AIM OF THE EXERCISE
What lines of the data hold the string "from"? Pull each one out.

RECORD SET
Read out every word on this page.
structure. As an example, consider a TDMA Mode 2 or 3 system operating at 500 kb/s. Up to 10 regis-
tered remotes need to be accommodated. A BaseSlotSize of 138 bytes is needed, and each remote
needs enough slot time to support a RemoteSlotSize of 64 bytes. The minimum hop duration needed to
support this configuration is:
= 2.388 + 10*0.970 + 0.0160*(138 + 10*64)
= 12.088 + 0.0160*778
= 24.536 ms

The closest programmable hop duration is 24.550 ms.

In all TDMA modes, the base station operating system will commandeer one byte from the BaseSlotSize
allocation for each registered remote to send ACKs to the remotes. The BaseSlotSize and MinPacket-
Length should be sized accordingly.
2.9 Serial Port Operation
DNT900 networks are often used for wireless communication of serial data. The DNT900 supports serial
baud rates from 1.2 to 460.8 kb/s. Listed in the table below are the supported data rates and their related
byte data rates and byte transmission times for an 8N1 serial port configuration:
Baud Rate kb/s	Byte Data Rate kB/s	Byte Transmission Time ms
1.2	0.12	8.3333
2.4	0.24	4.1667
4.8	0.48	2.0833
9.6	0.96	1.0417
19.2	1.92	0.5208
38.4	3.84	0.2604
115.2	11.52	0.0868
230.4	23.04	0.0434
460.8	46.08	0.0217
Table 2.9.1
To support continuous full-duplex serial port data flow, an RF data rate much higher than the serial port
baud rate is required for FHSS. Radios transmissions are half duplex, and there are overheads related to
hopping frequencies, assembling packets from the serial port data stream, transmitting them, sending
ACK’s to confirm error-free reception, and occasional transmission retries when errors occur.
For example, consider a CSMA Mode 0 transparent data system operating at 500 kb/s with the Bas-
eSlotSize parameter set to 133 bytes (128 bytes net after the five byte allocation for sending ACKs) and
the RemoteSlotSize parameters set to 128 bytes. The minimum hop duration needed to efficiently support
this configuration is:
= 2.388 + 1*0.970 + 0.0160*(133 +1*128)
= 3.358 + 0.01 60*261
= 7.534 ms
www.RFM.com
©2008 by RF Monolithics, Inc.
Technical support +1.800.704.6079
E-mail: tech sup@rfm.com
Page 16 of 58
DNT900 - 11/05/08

SOLUTION BELOW
In all TDMA modes, the base station operating system will commandeer one byte from the BaseSlotSize
baud rates from 1.2 to 460.8 kb/s. Listed in the table below are the supported data rates and their related
hopping frequencies, assembling packets from the serial port data stream, transmitting them, sending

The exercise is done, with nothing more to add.